> [WHAT IS REQUIRED]:
Show every line of the records below that contains the string "pBabe", matching uppercase and lowercase exactly.

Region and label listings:

=-=-=

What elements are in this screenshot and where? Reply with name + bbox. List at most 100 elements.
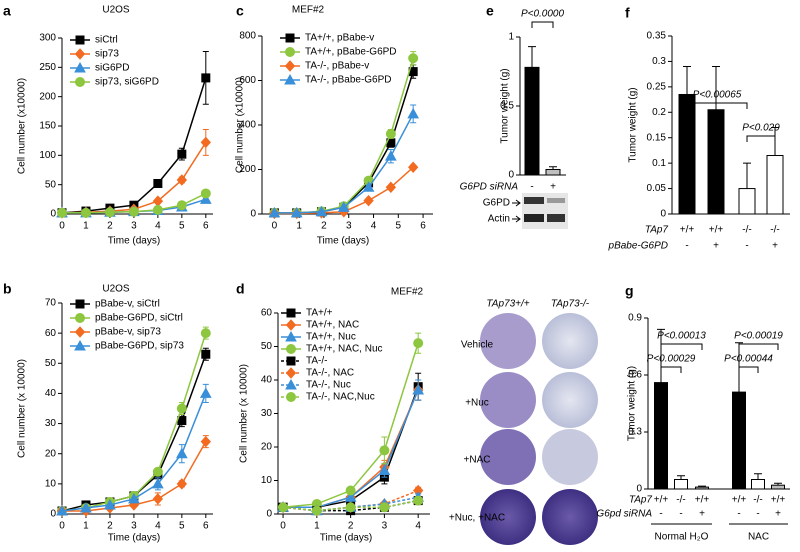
significance-bracket bbox=[660, 366, 682, 373]
x-tick-label: 1 bbox=[83, 521, 89, 532]
marker bbox=[315, 205, 328, 217]
chart-title: U2OS bbox=[102, 284, 130, 295]
marker bbox=[152, 204, 163, 215]
y-tick-label: 200 bbox=[239, 164, 256, 175]
x-axis-label: Time (days) bbox=[108, 236, 160, 247]
marker bbox=[128, 492, 140, 504]
marker bbox=[200, 328, 211, 339]
marker bbox=[104, 207, 115, 218]
category-label: - bbox=[685, 241, 688, 252]
panel-letter: e bbox=[486, 3, 494, 19]
image-row-label: Vehicle bbox=[461, 340, 494, 351]
legend-marker bbox=[285, 330, 297, 342]
legend-marker bbox=[75, 313, 85, 323]
category-label: + bbox=[699, 509, 705, 520]
legend-label: TA-/-, pBabe-G6PD bbox=[305, 75, 392, 86]
x-tick-label: 2 bbox=[321, 221, 327, 232]
legend-label: TA-/-, pBabe-v bbox=[305, 61, 369, 72]
marker bbox=[176, 478, 188, 490]
category-label: - bbox=[745, 241, 748, 252]
marker bbox=[57, 207, 67, 218]
legend-label: TA+/+, pBabe-G6PD bbox=[305, 47, 397, 58]
image-row-label: +Nuc bbox=[465, 398, 489, 409]
y-tick-label: 60 bbox=[45, 328, 57, 339]
x-tick-label: 2 bbox=[348, 521, 354, 532]
blot-label: G6PD bbox=[483, 198, 510, 209]
y-tick-label: 50 bbox=[45, 179, 57, 190]
legend-label: TA+/+, pBabe-v bbox=[305, 33, 374, 44]
marker bbox=[200, 136, 211, 149]
marker bbox=[345, 502, 356, 513]
legend-label: TA+/+, NAC bbox=[306, 320, 359, 331]
x-tick-label: 0 bbox=[280, 521, 286, 532]
legend-marker bbox=[285, 33, 295, 43]
legend-marker bbox=[286, 356, 296, 366]
bar bbox=[654, 382, 668, 490]
legend-marker bbox=[285, 378, 297, 390]
y-tick-label: 50 bbox=[261, 341, 273, 352]
bar bbox=[524, 66, 540, 176]
p-value: P<0.00019 bbox=[734, 331, 783, 342]
y-tick-label: 0 bbox=[50, 509, 56, 520]
marker bbox=[128, 206, 139, 217]
marker bbox=[80, 207, 91, 218]
category-label: +/+ bbox=[709, 225, 724, 236]
x-tick-label: 0 bbox=[59, 221, 65, 232]
y-tick-label: 20 bbox=[45, 448, 57, 459]
marker bbox=[152, 477, 164, 489]
bar bbox=[738, 188, 756, 215]
x-tick-label: 1 bbox=[314, 521, 320, 532]
chart-title: U2OS bbox=[102, 5, 130, 16]
y-tick-label: 0.3 bbox=[628, 427, 642, 438]
y-tick-label: 0.2 bbox=[652, 107, 666, 118]
category-label: - bbox=[679, 509, 682, 520]
x-tick-label: 1 bbox=[83, 221, 89, 232]
category-label: +/+ bbox=[695, 495, 710, 506]
x-axis-label: Time (days) bbox=[320, 533, 372, 544]
legend-marker bbox=[74, 61, 86, 73]
marker bbox=[200, 435, 211, 448]
legend-marker bbox=[286, 344, 296, 354]
y-tick-label: 30 bbox=[45, 418, 57, 429]
legend-label: sip73, siG6PD bbox=[95, 77, 159, 88]
legend-marker bbox=[75, 35, 85, 45]
marker bbox=[152, 493, 164, 505]
p-value: P<0.00029 bbox=[647, 354, 696, 365]
marker bbox=[378, 464, 391, 475]
x-tick-label: 3 bbox=[346, 221, 352, 232]
legend-label: TA-/-, NAC,Nuc bbox=[306, 392, 375, 403]
image-row-label: +Nuc, +NAC bbox=[449, 513, 505, 524]
bar bbox=[766, 155, 784, 215]
bar bbox=[771, 484, 785, 490]
category-label: -/- bbox=[770, 225, 779, 236]
series-line bbox=[61, 353, 207, 512]
y-tick-label: 20 bbox=[261, 442, 273, 453]
marker bbox=[268, 206, 281, 218]
blot-image bbox=[512, 193, 568, 229]
marker bbox=[379, 445, 390, 456]
y-tick-label: 0 bbox=[266, 509, 272, 520]
y-tick-label: 150 bbox=[39, 121, 56, 132]
marker bbox=[363, 194, 374, 207]
marker bbox=[362, 181, 375, 192]
category-label: -/- bbox=[676, 495, 685, 506]
y-tick-label: 200 bbox=[39, 91, 56, 102]
marker bbox=[199, 387, 212, 398]
chart-title: MEF#2 bbox=[292, 5, 325, 16]
legend-label: TA+/+ bbox=[306, 308, 333, 319]
y-tick-label: 0.25 bbox=[647, 81, 667, 92]
legend-marker bbox=[285, 367, 297, 379]
x-tick-label: 6 bbox=[420, 221, 426, 232]
legend-label: sip73 bbox=[95, 49, 119, 60]
y-tick-label: 800 bbox=[239, 31, 256, 42]
legend-label: TA-/- bbox=[306, 356, 327, 367]
y-tick-label: 0.1 bbox=[652, 158, 666, 169]
y-tick-label: 400 bbox=[239, 120, 256, 131]
x-tick-label: 5 bbox=[396, 221, 402, 232]
y-axis-label: Cell number (x10000) bbox=[235, 77, 246, 173]
error-bar bbox=[743, 162, 751, 189]
legend-marker bbox=[75, 299, 85, 309]
category-label: + bbox=[550, 182, 556, 193]
marker bbox=[201, 349, 211, 359]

=-=-=

> [FINAL ANSWER]:
legend-label: TA-/-, pBabe-G6PD bbox=[305, 75, 392, 86]
legend-label: TA-/-, pBabe-v bbox=[305, 61, 369, 72]
legend-label: TA+/+, pBabe-G6PD bbox=[305, 47, 397, 58]
legend-label: TA+/+, pBabe-v bbox=[305, 33, 374, 44]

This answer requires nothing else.